- [PROBLEM REQUIREMENTS] Reproduce the records below in full and exactly, without their images.
........
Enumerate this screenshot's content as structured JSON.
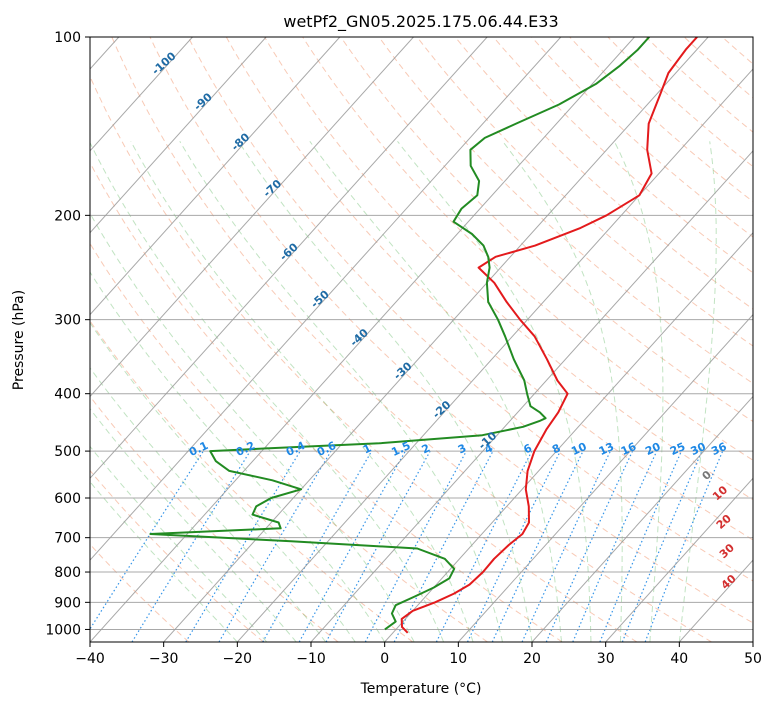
{
  "chart_data": {
    "type": "line",
    "subtype": "skew-t log-p",
    "title": "wetPf2_GN05.2025.175.06.44.E33",
    "xlabel": "Temperature (°C)",
    "ylabel": "Pressure (hPa)",
    "xlim": [
      -40,
      50
    ],
    "ylim": [
      1050,
      100
    ],
    "y_scale": "log",
    "grid": true,
    "x_ticks": [
      -40,
      -30,
      -20,
      -10,
      0,
      10,
      20,
      30,
      40,
      50
    ],
    "y_ticks": [
      100,
      200,
      300,
      400,
      500,
      600,
      700,
      800,
      900,
      1000
    ],
    "colors": {
      "temperature": "#e31a1c",
      "dewpoint": "#228b22",
      "isotherm": "#9a9a9a",
      "dry_adiabat": "#f08a5d",
      "moist_adiabat": "#4caf50",
      "mixing_ratio": "#1e88e5",
      "isotherm_label": "#1f6ba5",
      "wetbulb_label": "#d32f2f"
    },
    "isotherm_labels": [
      "-100",
      "-90",
      "-80",
      "-70",
      "-60",
      "-50",
      "-40",
      "-30",
      "-20",
      "-10"
    ],
    "mixing_ratio_labels": [
      "0.1",
      "0.2",
      "0.4",
      "0.6",
      "1",
      "1.5",
      "2",
      "3",
      "4",
      "6",
      "8",
      "10",
      "13",
      "16",
      "20",
      "25",
      "30",
      "36"
    ],
    "wetbulb_labels": [
      "0",
      "10",
      "20",
      "30",
      "40"
    ],
    "series": [
      {
        "name": "Temperature",
        "points": [
          [
            1013,
            2.0
          ],
          [
            990,
            0.5
          ],
          [
            960,
            -0.5
          ],
          [
            930,
            0.0
          ],
          [
            900,
            2.0
          ],
          [
            870,
            3.5
          ],
          [
            840,
            4.5
          ],
          [
            800,
            4.8
          ],
          [
            760,
            4.7
          ],
          [
            720,
            5.0
          ],
          [
            690,
            5.5
          ],
          [
            660,
            5.0
          ],
          [
            620,
            3.0
          ],
          [
            580,
            0.5
          ],
          [
            540,
            -1.5
          ],
          [
            500,
            -3.0
          ],
          [
            460,
            -4.0
          ],
          [
            430,
            -4.5
          ],
          [
            400,
            -5.5
          ],
          [
            380,
            -8.5
          ],
          [
            350,
            -12.5
          ],
          [
            320,
            -17.0
          ],
          [
            300,
            -21.0
          ],
          [
            280,
            -25.0
          ],
          [
            260,
            -29.0
          ],
          [
            245,
            -33.0
          ],
          [
            235,
            -32.0
          ],
          [
            225,
            -28.0
          ],
          [
            210,
            -24.0
          ],
          [
            200,
            -22.0
          ],
          [
            185,
            -20.0
          ],
          [
            170,
            -21.0
          ],
          [
            155,
            -24.5
          ],
          [
            140,
            -27.5
          ],
          [
            125,
            -29.5
          ],
          [
            115,
            -31.0
          ],
          [
            105,
            -31.5
          ],
          [
            100,
            -31.5
          ]
        ]
      },
      {
        "name": "Dewpoint",
        "points": [
          [
            1000,
            -1.5
          ],
          [
            970,
            -1.0
          ],
          [
            940,
            -2.5
          ],
          [
            910,
            -3.0
          ],
          [
            880,
            -1.5
          ],
          [
            850,
            0.0
          ],
          [
            820,
            1.0
          ],
          [
            790,
            0.5
          ],
          [
            760,
            -2.0
          ],
          [
            730,
            -7.0
          ],
          [
            710,
            -25.0
          ],
          [
            690,
            -45.0
          ],
          [
            675,
            -28.0
          ],
          [
            660,
            -29.0
          ],
          [
            640,
            -33.5
          ],
          [
            620,
            -34.0
          ],
          [
            600,
            -33.0
          ],
          [
            580,
            -30.0
          ],
          [
            560,
            -35.0
          ],
          [
            540,
            -42.0
          ],
          [
            520,
            -45.0
          ],
          [
            500,
            -47.0
          ],
          [
            495,
            -40.0
          ],
          [
            485,
            -25.0
          ],
          [
            470,
            -12.0
          ],
          [
            455,
            -7.5
          ],
          [
            445,
            -6.0
          ],
          [
            440,
            -5.5
          ],
          [
            430,
            -7.0
          ],
          [
            420,
            -9.0
          ],
          [
            400,
            -11.0
          ],
          [
            380,
            -13.0
          ],
          [
            350,
            -17.0
          ],
          [
            320,
            -21.0
          ],
          [
            300,
            -24.0
          ],
          [
            280,
            -27.5
          ],
          [
            260,
            -30.0
          ],
          [
            245,
            -31.5
          ],
          [
            235,
            -33.0
          ],
          [
            225,
            -35.0
          ],
          [
            215,
            -38.0
          ],
          [
            205,
            -42.0
          ],
          [
            195,
            -42.5
          ],
          [
            185,
            -42.0
          ],
          [
            175,
            -43.5
          ],
          [
            165,
            -46.5
          ],
          [
            155,
            -48.5
          ],
          [
            148,
            -48.0
          ],
          [
            140,
            -45.5
          ],
          [
            130,
            -42.0
          ],
          [
            120,
            -39.5
          ],
          [
            112,
            -38.5
          ],
          [
            105,
            -38.0
          ],
          [
            100,
            -38.0
          ]
        ]
      }
    ]
  }
}
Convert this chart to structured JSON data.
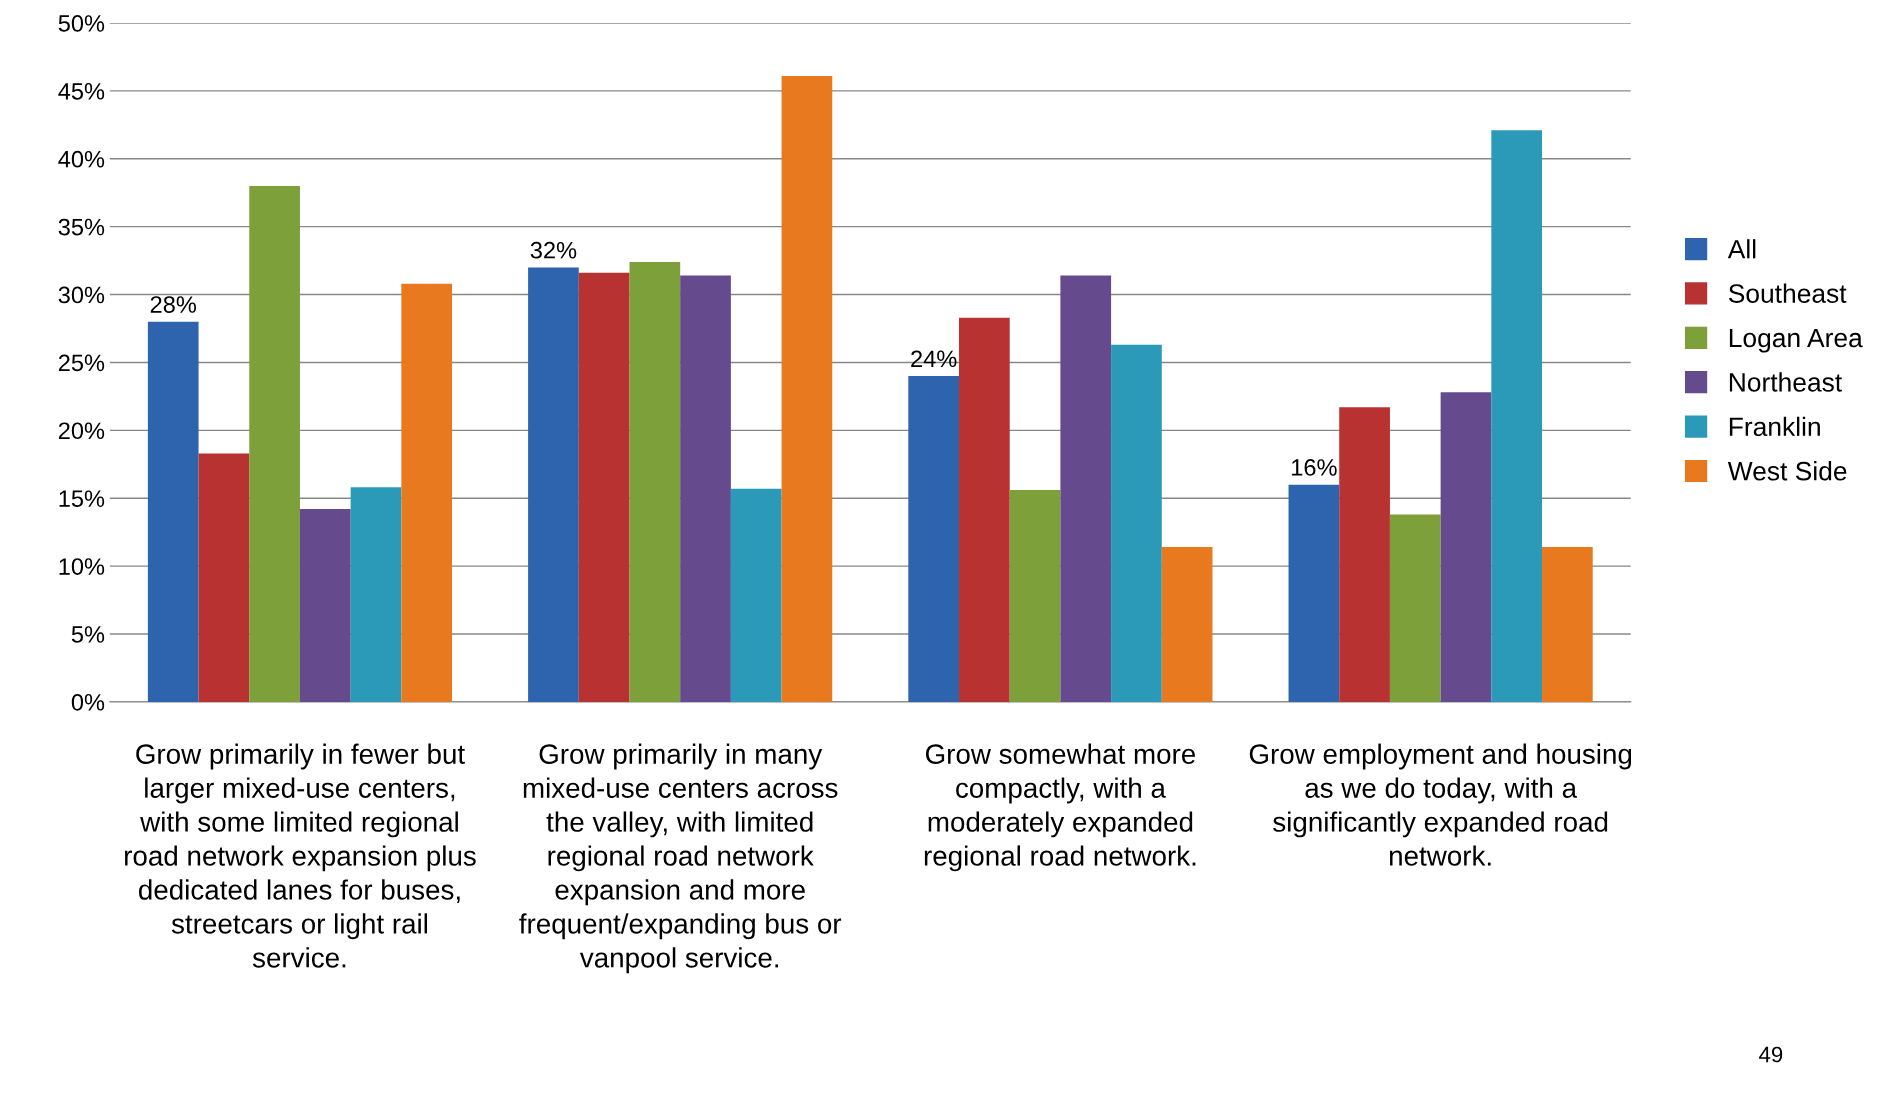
{
  "chart_data": {
    "type": "bar",
    "categories": [
      "Grow primarily in fewer but larger mixed-use centers, with some limited regional road network expansion plus dedicated lanes for buses, streetcars or light rail service.",
      "Grow primarily in many mixed-use centers across the valley, with limited regional road network expansion and more frequent/expanding bus or vanpool service.",
      "Grow somewhat more compactly, with a moderately expanded regional road network.",
      "Grow employment and housing as we do today, with a significantly expanded road network."
    ],
    "series": [
      {
        "name": "All",
        "color": "#2e64ad",
        "values": [
          28,
          32,
          24,
          16
        ],
        "value_labels": [
          "28%",
          "32%",
          "24%",
          "16%"
        ]
      },
      {
        "name": "Southeast",
        "color": "#b83232",
        "values": [
          18.3,
          31.6,
          28.3,
          21.7
        ]
      },
      {
        "name": "Logan Area",
        "color": "#7ea03a",
        "values": [
          38,
          32.4,
          15.6,
          13.8
        ]
      },
      {
        "name": "Northeast",
        "color": "#664a8e",
        "values": [
          14.2,
          31.4,
          31.4,
          22.8
        ]
      },
      {
        "name": "Franklin",
        "color": "#2b9ab8",
        "values": [
          15.8,
          15.7,
          26.3,
          42.1
        ]
      },
      {
        "name": "West Side",
        "color": "#e8791f",
        "values": [
          30.8,
          46.1,
          11.4,
          11.4
        ]
      }
    ],
    "ylim": [
      0,
      50
    ],
    "yticks": [
      {
        "value": 0,
        "label": "0%"
      },
      {
        "value": 5,
        "label": "5%"
      },
      {
        "value": 10,
        "label": "10%"
      },
      {
        "value": 15,
        "label": "15%"
      },
      {
        "value": 20,
        "label": "20%"
      },
      {
        "value": 25,
        "label": "25%"
      },
      {
        "value": 30,
        "label": "30%"
      },
      {
        "value": 35,
        "label": "35%"
      },
      {
        "value": 40,
        "label": "40%"
      },
      {
        "value": 45,
        "label": "45%"
      },
      {
        "value": 50,
        "label": "50%"
      }
    ],
    "grid": "y",
    "legend": "right",
    "marker": "square",
    "annotations": [
      "49"
    ]
  }
}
........
- [RESULT OF THE EXERCISE]
Enumerate this screenshot's content as structured JSON.
{
  "chart_data": {
    "type": "line",
    "subtype": "skew-t log-p",
    "title": "wetPf2_GN05.2025.175.06.44.E33",
    "xlabel": "Temperature (°C)",
    "ylabel": "Pressure (hPa)",
    "xlim": [
      -40,
      50
    ],
    "ylim": [
      1050,
      100
    ],
    "y_scale": "log",
    "grid": true,
    "x_ticks": [
      -40,
      -30,
      -20,
      -10,
      0,
      10,
      20,
      30,
      40,
      50
    ],
    "y_ticks": [
      100,
      200,
      300,
      400,
      500,
      600,
      700,
      800,
      900,
      1000
    ],
    "colors": {
      "temperature": "#e31a1c",
      "dewpoint": "#228b22",
      "isotherm": "#9a9a9a",
      "dry_adiabat": "#f08a5d",
      "moist_adiabat": "#4caf50",
      "mixing_ratio": "#1e88e5",
      "isotherm_label": "#1f6ba5",
      "wetbulb_label": "#d32f2f"
    },
    "isotherm_labels": [
      "-100",
      "-90",
      "-80",
      "-70",
      "-60",
      "-50",
      "-40",
      "-30",
      "-20",
      "-10"
    ],
    "mixing_ratio_labels": [
      "0.1",
      "0.2",
      "0.4",
      "0.6",
      "1",
      "1.5",
      "2",
      "3",
      "4",
      "6",
      "8",
      "10",
      "13",
      "16",
      "20",
      "25",
      "30",
      "36"
    ],
    "wetbulb_labels": [
      "0",
      "10",
      "20",
      "30",
      "40"
    ],
    "series": [
      {
        "name": "Temperature",
        "points": [
          [
            1013,
            2.0
          ],
          [
            990,
            0.5
          ],
          [
            960,
            -0.5
          ],
          [
            930,
            0.0
          ],
          [
            900,
            2.0
          ],
          [
            870,
            3.5
          ],
          [
            840,
            4.5
          ],
          [
            800,
            4.8
          ],
          [
            760,
            4.7
          ],
          [
            720,
            5.0
          ],
          [
            690,
            5.5
          ],
          [
            660,
            5.0
          ],
          [
            620,
            3.0
          ],
          [
            580,
            0.5
          ],
          [
            540,
            -1.5
          ],
          [
            500,
            -3.0
          ],
          [
            460,
            -4.0
          ],
          [
            430,
            -4.5
          ],
          [
            400,
            -5.5
          ],
          [
            380,
            -8.5
          ],
          [
            350,
            -12.5
          ],
          [
            320,
            -17.0
          ],
          [
            300,
            -21.0
          ],
          [
            280,
            -25.0
          ],
          [
            260,
            -29.0
          ],
          [
            245,
            -33.0
          ],
          [
            235,
            -32.0
          ],
          [
            225,
            -28.0
          ],
          [
            210,
            -24.0
          ],
          [
            200,
            -22.0
          ],
          [
            185,
            -20.0
          ],
          [
            170,
            -21.0
          ],
          [
            155,
            -24.5
          ],
          [
            140,
            -27.5
          ],
          [
            125,
            -29.5
          ],
          [
            115,
            -31.0
          ],
          [
            105,
            -31.5
          ],
          [
            100,
            -31.5
          ]
        ]
      },
      {
        "name": "Dewpoint",
        "points": [
          [
            1000,
            -1.5
          ],
          [
            970,
            -1.0
          ],
          [
            940,
            -2.5
          ],
          [
            910,
            -3.0
          ],
          [
            880,
            -1.5
          ],
          [
            850,
            0.0
          ],
          [
            820,
            1.0
          ],
          [
            790,
            0.5
          ],
          [
            760,
            -2.0
          ],
          [
            730,
            -7.0
          ],
          [
            710,
            -25.0
          ],
          [
            690,
            -45.0
          ],
          [
            675,
            -28.0
          ],
          [
            660,
            -29.0
          ],
          [
            640,
            -33.5
          ],
          [
            620,
            -34.0
          ],
          [
            600,
            -33.0
          ],
          [
            580,
            -30.0
          ],
          [
            560,
            -35.0
          ],
          [
            540,
            -42.0
          ],
          [
            520,
            -45.0
          ],
          [
            500,
            -47.0
          ],
          [
            495,
            -40.0
          ],
          [
            485,
            -25.0
          ],
          [
            470,
            -12.0
          ],
          [
            455,
            -7.5
          ],
          [
            445,
            -6.0
          ],
          [
            440,
            -5.5
          ],
          [
            430,
            -7.0
          ],
          [
            420,
            -9.0
          ],
          [
            400,
            -11.0
          ],
          [
            380,
            -13.0
          ],
          [
            350,
            -17.0
          ],
          [
            320,
            -21.0
          ],
          [
            300,
            -24.0
          ],
          [
            280,
            -27.5
          ],
          [
            260,
            -30.0
          ],
          [
            245,
            -31.5
          ],
          [
            235,
            -33.0
          ],
          [
            225,
            -35.0
          ],
          [
            215,
            -38.0
          ],
          [
            205,
            -42.0
          ],
          [
            195,
            -42.5
          ],
          [
            185,
            -42.0
          ],
          [
            175,
            -43.5
          ],
          [
            165,
            -46.5
          ],
          [
            155,
            -48.5
          ],
          [
            148,
            -48.0
          ],
          [
            140,
            -45.5
          ],
          [
            130,
            -42.0
          ],
          [
            120,
            -39.5
          ],
          [
            112,
            -38.5
          ],
          [
            105,
            -38.0
          ],
          [
            100,
            -38.0
          ]
        ]
      }
    ]
  }
}
Convert this chart to structured JSON data.
{
  "chart_data": {
    "type": "bar",
    "categories": [
      "Grow primarily in fewer but larger mixed-use centers, with some limited regional road network expansion plus dedicated lanes for buses, streetcars or light rail service.",
      "Grow primarily in many mixed-use centers across the valley, with limited regional road network expansion and more frequent/expanding bus or vanpool service.",
      "Grow somewhat more compactly, with a moderately expanded regional road network.",
      "Grow employment and housing as we do today, with a significantly expanded road network."
    ],
    "series": [
      {
        "name": "All",
        "color": "#2e64ad",
        "values": [
          28,
          32,
          24,
          16
        ],
        "value_labels": [
          "28%",
          "32%",
          "24%",
          "16%"
        ]
      },
      {
        "name": "Southeast",
        "color": "#b83232",
        "values": [
          18.3,
          31.6,
          28.3,
          21.7
        ]
      },
      {
        "name": "Logan Area",
        "color": "#7ea03a",
        "values": [
          38,
          32.4,
          15.6,
          13.8
        ]
      },
      {
        "name": "Northeast",
        "color": "#664a8e",
        "values": [
          14.2,
          31.4,
          31.4,
          22.8
        ]
      },
      {
        "name": "Franklin",
        "color": "#2b9ab8",
        "values": [
          15.8,
          15.7,
          26.3,
          42.1
        ]
      },
      {
        "name": "West Side",
        "color": "#e8791f",
        "values": [
          30.8,
          46.1,
          11.4,
          11.4
        ]
      }
    ],
    "ylim": [
      0,
      50
    ],
    "yticks": [
      {
        "value": 0,
        "label": "0%"
      },
      {
        "value": 5,
        "label": "5%"
      },
      {
        "value": 10,
        "label": "10%"
      },
      {
        "value": 15,
        "label": "15%"
      },
      {
        "value": 20,
        "label": "20%"
      },
      {
        "value": 25,
        "label": "25%"
      },
      {
        "value": 30,
        "label": "30%"
      },
      {
        "value": 35,
        "label": "35%"
      },
      {
        "value": 40,
        "label": "40%"
      },
      {
        "value": 45,
        "label": "45%"
      },
      {
        "value": 50,
        "label": "50%"
      }
    ],
    "grid": "y",
    "legend": "right",
    "marker": "square",
    "annotations": [
      "49"
    ]
  }
}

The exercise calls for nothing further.